Exercise instructions => Extract from the listing each line in which the word "Mulato" appears.

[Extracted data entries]
- - -

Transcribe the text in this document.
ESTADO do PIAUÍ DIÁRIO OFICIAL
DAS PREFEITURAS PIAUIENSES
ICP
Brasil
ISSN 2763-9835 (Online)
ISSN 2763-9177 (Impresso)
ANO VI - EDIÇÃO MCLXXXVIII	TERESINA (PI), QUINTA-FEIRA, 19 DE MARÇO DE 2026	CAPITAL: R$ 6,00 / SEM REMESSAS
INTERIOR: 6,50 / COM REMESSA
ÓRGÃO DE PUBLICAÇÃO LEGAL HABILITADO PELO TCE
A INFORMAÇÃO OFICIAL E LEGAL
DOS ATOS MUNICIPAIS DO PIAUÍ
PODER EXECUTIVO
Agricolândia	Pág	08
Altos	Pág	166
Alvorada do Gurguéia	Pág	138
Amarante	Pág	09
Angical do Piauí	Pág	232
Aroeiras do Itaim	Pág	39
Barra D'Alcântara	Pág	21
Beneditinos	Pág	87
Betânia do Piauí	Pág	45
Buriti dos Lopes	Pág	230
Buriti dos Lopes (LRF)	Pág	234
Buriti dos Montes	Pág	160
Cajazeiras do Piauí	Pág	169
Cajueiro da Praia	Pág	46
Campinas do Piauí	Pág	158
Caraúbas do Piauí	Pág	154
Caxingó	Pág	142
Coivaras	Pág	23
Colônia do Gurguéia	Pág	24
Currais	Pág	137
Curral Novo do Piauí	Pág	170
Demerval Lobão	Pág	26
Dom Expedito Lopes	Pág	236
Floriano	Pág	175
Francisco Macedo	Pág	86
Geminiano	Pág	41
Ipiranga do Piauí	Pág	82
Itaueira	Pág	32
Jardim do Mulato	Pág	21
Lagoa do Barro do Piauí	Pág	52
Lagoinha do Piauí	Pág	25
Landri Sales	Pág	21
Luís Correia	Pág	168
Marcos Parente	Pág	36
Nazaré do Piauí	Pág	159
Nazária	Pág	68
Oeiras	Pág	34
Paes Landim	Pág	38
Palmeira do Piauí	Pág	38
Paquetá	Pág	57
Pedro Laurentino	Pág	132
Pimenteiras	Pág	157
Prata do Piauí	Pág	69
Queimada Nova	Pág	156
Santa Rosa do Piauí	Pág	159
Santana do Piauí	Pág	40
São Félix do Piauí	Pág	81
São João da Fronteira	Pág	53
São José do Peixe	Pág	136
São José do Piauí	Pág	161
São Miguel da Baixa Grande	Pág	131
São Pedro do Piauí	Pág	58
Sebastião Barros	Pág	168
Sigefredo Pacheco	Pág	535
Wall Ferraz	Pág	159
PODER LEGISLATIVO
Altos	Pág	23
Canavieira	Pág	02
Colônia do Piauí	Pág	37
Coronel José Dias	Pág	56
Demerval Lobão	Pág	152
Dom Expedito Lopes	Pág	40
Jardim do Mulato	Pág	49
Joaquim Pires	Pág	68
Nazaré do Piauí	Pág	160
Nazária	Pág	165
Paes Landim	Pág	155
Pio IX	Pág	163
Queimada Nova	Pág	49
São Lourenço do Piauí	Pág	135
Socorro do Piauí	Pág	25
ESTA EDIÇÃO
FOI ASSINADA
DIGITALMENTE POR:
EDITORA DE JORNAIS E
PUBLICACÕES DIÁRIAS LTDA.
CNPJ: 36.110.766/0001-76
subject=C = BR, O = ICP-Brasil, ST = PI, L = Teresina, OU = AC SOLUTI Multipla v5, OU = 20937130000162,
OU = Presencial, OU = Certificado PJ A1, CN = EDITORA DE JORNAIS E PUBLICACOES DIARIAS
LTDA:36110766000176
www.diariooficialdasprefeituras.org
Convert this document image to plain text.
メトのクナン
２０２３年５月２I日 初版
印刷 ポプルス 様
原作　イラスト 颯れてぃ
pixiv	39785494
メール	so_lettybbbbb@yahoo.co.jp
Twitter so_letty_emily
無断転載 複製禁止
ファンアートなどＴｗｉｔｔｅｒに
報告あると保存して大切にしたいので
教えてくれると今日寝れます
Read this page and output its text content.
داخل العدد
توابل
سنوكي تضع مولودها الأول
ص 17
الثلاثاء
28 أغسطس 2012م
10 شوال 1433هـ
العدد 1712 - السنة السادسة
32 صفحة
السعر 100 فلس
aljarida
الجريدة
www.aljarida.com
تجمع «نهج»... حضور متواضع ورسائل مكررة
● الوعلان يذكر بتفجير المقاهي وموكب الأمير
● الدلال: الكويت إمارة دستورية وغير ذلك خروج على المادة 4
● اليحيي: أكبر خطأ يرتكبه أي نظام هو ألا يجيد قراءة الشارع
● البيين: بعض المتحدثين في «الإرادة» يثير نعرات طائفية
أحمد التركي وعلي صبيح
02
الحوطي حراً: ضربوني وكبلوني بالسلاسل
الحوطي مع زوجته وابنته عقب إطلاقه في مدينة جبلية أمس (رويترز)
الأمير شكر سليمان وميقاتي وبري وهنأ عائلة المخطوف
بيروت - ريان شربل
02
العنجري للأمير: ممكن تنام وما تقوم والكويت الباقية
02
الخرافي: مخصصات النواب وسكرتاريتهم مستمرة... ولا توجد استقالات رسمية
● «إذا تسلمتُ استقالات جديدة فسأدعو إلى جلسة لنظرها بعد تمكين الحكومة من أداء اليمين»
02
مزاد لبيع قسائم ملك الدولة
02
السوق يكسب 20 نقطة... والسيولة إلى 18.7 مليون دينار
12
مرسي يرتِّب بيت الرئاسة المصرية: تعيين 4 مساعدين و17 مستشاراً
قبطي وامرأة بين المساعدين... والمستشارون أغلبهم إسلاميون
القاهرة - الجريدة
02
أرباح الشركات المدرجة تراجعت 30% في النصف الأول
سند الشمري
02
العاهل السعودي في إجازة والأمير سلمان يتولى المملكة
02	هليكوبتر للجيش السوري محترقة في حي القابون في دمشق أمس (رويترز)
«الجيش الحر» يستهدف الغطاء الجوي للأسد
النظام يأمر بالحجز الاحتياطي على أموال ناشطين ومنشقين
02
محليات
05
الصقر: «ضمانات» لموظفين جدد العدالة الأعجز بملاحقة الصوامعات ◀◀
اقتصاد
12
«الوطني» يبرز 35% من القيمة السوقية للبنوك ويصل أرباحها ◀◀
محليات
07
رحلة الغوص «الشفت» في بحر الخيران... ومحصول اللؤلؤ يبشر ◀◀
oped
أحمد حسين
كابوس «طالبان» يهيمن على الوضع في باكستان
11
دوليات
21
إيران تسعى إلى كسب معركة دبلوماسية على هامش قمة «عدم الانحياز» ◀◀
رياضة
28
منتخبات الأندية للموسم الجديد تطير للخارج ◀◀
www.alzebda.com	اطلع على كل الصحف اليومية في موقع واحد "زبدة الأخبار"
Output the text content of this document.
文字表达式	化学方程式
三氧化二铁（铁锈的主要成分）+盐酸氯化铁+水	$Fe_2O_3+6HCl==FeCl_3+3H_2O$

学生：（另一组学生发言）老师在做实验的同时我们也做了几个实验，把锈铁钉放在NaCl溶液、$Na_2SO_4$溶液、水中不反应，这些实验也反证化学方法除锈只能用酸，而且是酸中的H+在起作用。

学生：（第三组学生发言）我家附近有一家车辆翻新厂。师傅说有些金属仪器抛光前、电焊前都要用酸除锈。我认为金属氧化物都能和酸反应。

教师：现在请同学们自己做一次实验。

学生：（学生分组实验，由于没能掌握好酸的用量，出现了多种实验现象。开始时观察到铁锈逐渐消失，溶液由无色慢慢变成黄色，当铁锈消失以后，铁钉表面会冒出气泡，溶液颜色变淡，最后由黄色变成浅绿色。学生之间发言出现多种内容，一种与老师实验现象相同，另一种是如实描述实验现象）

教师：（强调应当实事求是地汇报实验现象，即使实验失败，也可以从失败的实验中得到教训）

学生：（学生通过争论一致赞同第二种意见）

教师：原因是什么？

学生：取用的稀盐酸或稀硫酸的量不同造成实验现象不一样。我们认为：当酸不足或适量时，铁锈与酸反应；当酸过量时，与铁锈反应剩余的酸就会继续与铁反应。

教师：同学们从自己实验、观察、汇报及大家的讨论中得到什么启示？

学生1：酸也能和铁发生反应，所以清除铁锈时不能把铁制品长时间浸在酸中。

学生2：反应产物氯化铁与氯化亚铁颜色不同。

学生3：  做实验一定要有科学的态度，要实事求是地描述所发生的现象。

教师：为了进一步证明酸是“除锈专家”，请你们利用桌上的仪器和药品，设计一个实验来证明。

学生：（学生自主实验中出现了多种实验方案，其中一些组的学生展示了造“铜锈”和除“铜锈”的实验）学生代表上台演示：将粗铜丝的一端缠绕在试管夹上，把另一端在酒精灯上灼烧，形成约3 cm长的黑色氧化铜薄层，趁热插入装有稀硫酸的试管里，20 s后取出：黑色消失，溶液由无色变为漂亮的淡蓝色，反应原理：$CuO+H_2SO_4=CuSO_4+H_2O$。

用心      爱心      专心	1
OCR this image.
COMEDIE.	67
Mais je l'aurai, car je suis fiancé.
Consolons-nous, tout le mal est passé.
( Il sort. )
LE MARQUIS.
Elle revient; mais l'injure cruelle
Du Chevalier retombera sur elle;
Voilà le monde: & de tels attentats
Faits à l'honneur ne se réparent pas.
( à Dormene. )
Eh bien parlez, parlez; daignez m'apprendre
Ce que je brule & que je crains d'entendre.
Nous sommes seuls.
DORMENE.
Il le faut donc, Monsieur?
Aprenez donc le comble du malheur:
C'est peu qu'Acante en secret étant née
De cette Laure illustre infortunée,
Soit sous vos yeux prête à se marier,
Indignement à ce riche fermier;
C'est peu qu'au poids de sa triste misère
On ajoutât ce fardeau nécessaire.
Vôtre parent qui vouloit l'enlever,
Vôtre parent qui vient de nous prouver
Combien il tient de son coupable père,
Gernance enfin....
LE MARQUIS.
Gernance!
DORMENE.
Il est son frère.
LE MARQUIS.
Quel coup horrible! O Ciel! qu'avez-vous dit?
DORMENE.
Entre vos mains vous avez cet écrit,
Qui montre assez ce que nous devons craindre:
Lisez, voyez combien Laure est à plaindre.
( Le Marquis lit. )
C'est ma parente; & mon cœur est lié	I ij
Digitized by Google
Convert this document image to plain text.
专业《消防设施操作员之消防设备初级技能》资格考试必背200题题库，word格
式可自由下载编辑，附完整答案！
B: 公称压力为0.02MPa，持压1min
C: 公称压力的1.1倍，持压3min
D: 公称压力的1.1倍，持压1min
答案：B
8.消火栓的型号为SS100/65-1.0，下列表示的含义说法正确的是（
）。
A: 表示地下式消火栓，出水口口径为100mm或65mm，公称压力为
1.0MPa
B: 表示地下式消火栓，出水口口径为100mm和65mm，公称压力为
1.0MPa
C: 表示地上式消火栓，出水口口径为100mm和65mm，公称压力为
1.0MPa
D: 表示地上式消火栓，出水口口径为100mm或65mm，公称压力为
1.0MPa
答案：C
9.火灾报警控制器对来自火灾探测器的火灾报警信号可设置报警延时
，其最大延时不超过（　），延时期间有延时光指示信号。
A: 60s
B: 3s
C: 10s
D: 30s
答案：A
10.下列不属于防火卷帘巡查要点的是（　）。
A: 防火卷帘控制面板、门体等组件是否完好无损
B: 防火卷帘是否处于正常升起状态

- - -

The answer =>
Jardim do Mulato	Pág	21
Jardim do Mulato	Pág	49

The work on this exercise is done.